§ DO THIS:
Across the entries below, how many lines contain the string "Sistema"? Give only the count.

Extracted records
══════════════════════════════
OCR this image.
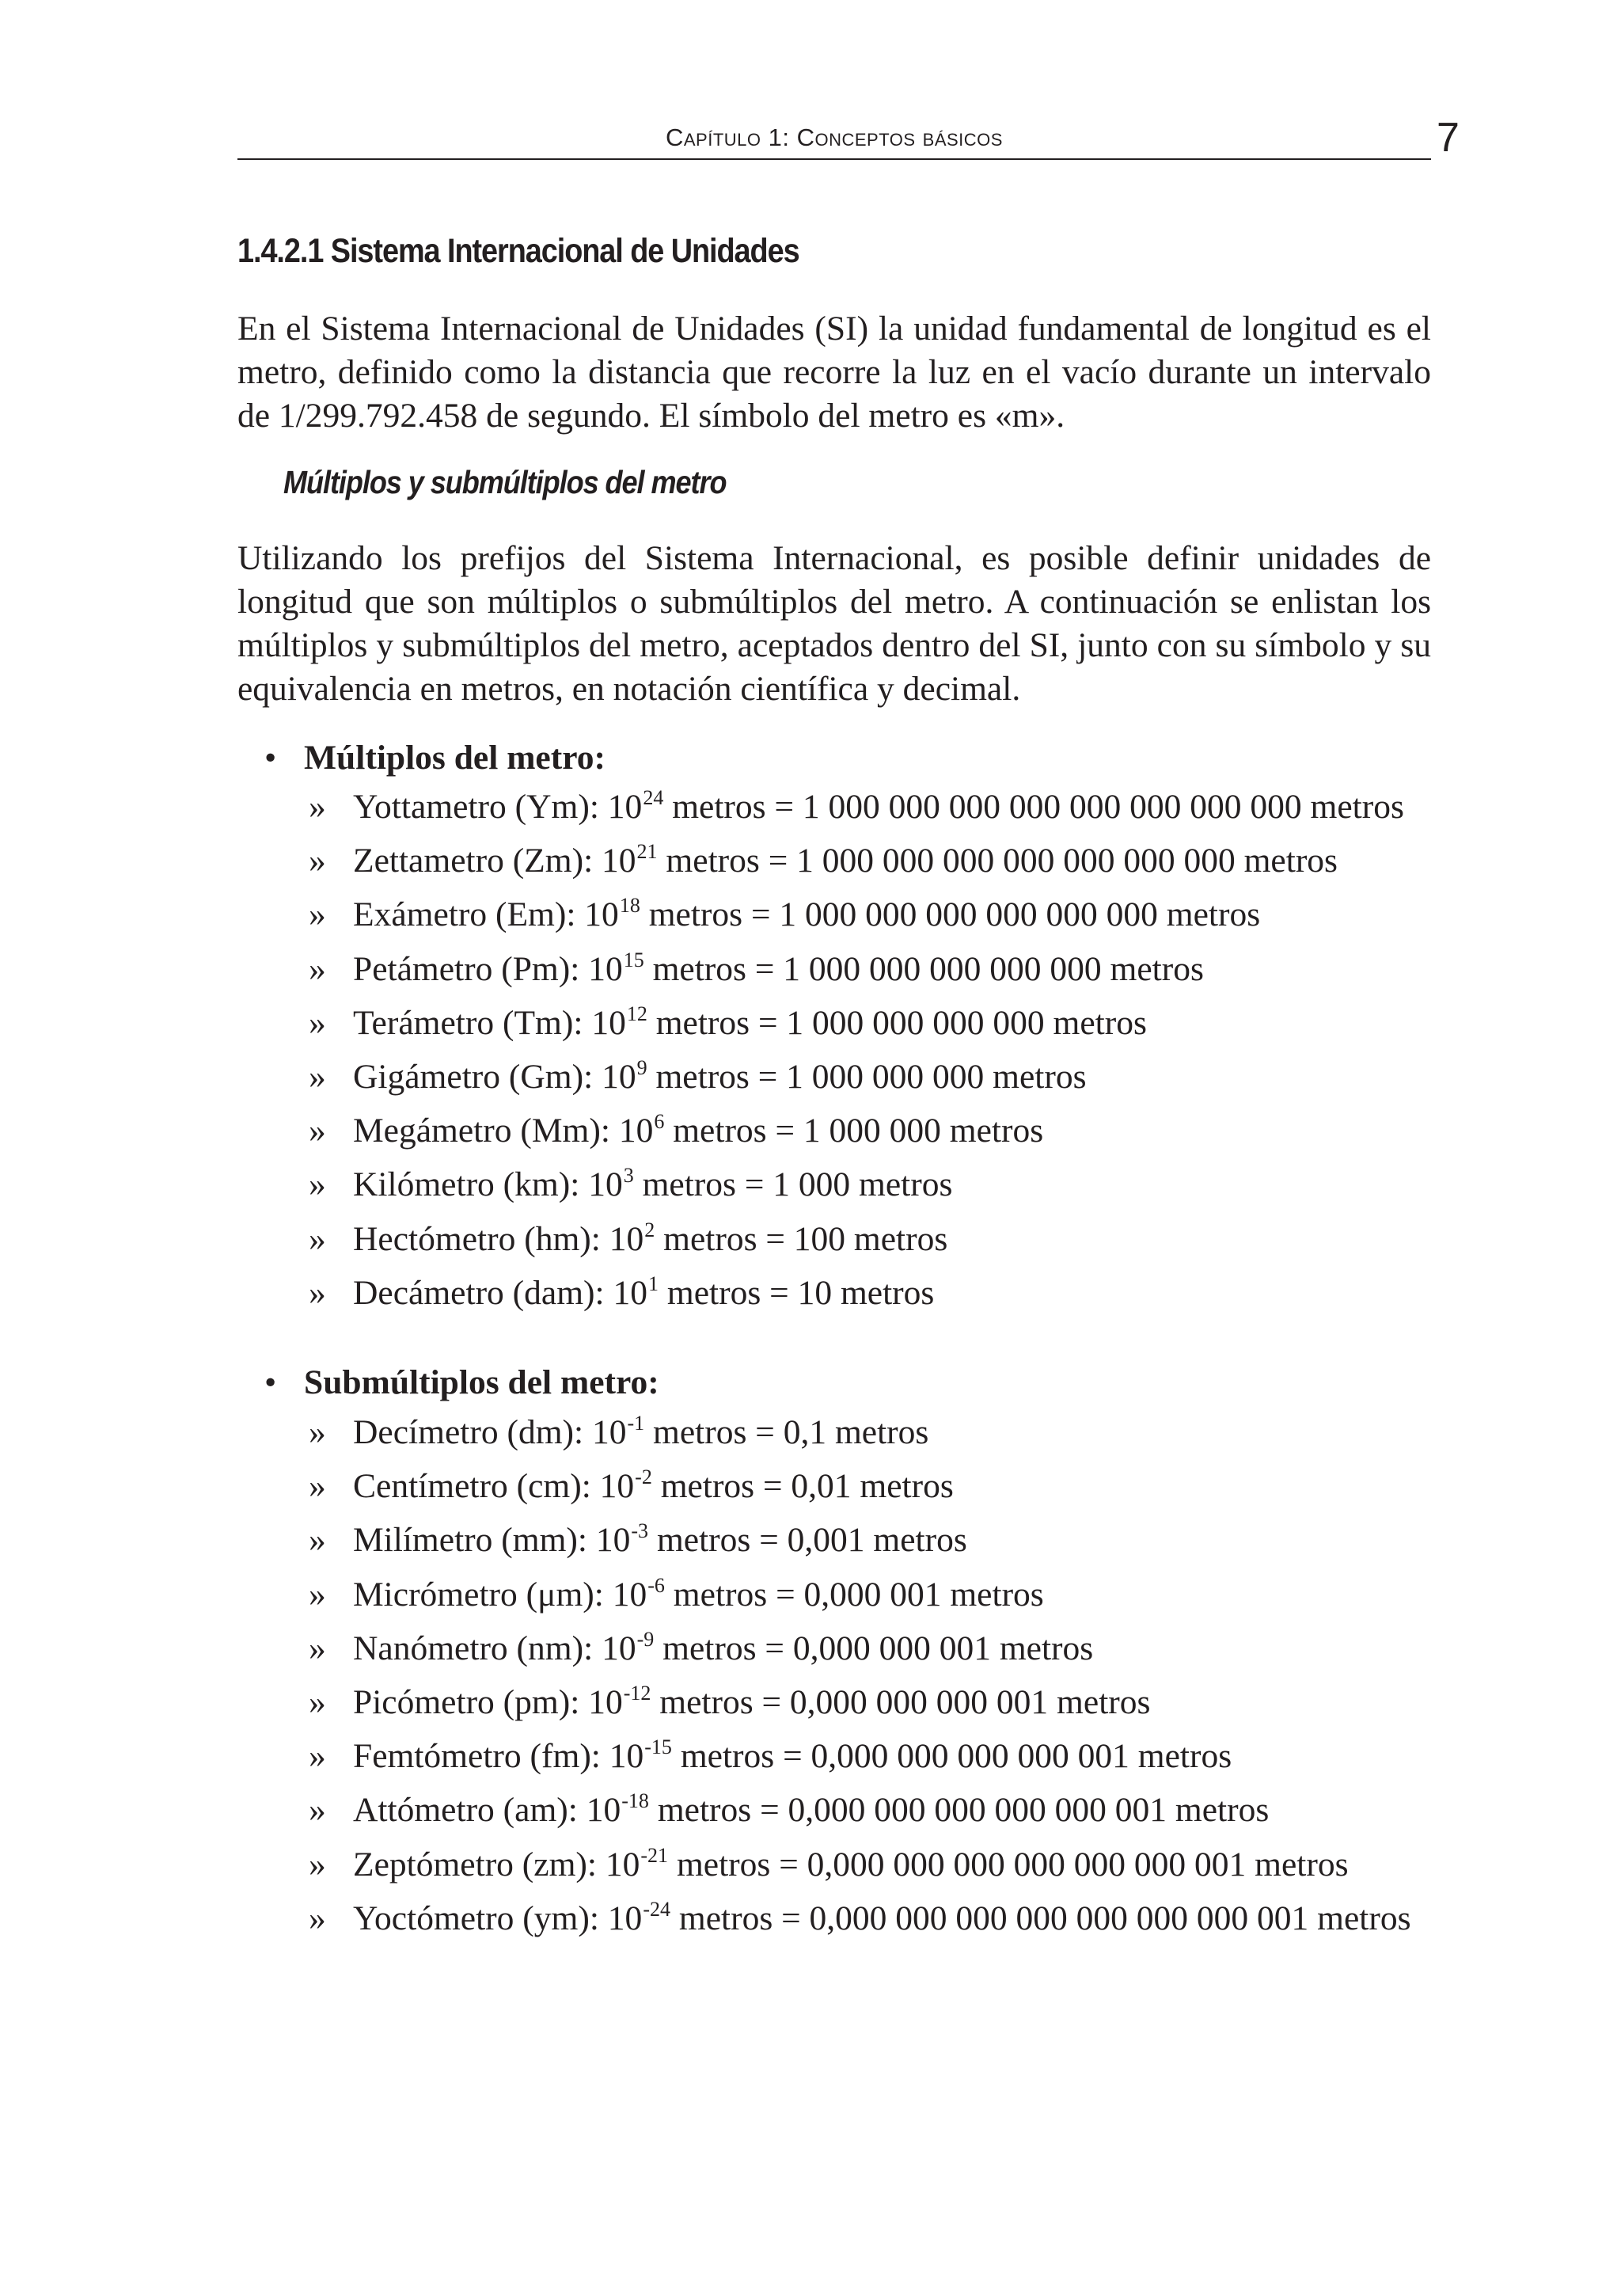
Capítulo 1: Conceptos básicos	7
1.4.2.1 Sistema Internacional de Unidades

En el Sistema Internacional de Unidades (SI) la unidad fundamental de longitud es el metro, definido como la distancia que recorre la luz en el vacío durante un intervalo de 1/299.792.458 de segundo. El símbolo del metro es «m».

Múltiplos y submúltiplos del metro

Utilizando los prefijos del Sistema Internacional, es posible definir unidades de longitud que son múltiplos o submúltiplos del metro. A continuación se enlistan los múltiplos y submúltiplos del metro, aceptados dentro del SI, junto con su símbolo y su equivalencia en metros, en notación científica y decimal.

• Múltiplos del metro:
» Yottametro (Ym): $10^{24}$ metros = 1 000 000 000 000 000 000 000 000 metros
» Zettametro (Zm): $10^{21}$ metros = 1 000 000 000 000 000 000 000 metros
» Exámetro (Em): $10^{18}$ metros = 1 000 000 000 000 000 000 metros
» Petámetro (Pm): $10^{15}$ metros = 1 000 000 000 000 000 metros
» Terámetro (Tm): $10^{12}$ metros = 1 000 000 000 000 metros
» Gigámetro (Gm): $10^9$ metros = 1 000 000 000 metros
» Megámetro (Mm): $10^6$ metros = 1 000 000 metros
» Kilómetro (km): $10^3$ metros = 1 000 metros
» Hectómetro (hm): $10^2$ metros = 100 metros
» Decámetro (dam): $10^1$ metros = 10 metros
• Submúltiplos del metro:
» Decímetro (dm): $10^{-1}$ metros = 0,1 metros
» Centímetro (cm): $10^{-2}$ metros = 0,01 metros
» Milímetro (mm): $10^{-3}$ metros = 0,001 metros
» Micrómetro (μm): $10^{-6}$ metros = 0,000 001 metros
» Nanómetro (nm): $10^{-9}$ metros = 0,000 000 001 metros
» Picómetro (pm): $10^{-12}$ metros = 0,000 000 000 001 metros
» Femtómetro (fm): $10^{-15}$ metros = 0,000 000 000 000 001 metros
» Attómetro (am): $10^{-18}$ metros = 0,000 000 000 000 000 001 metros
» Zeptómetro (zm): $10^{-21}$ metros = 0,000 000 000 000 000 000 001 metros
» Yoctómetro (ym): $10^{-24}$ metros = 0,000 000 000 000 000 000 000 001 metros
══════════════════════════════
§ RESULT OF THIS EXERCISE:
3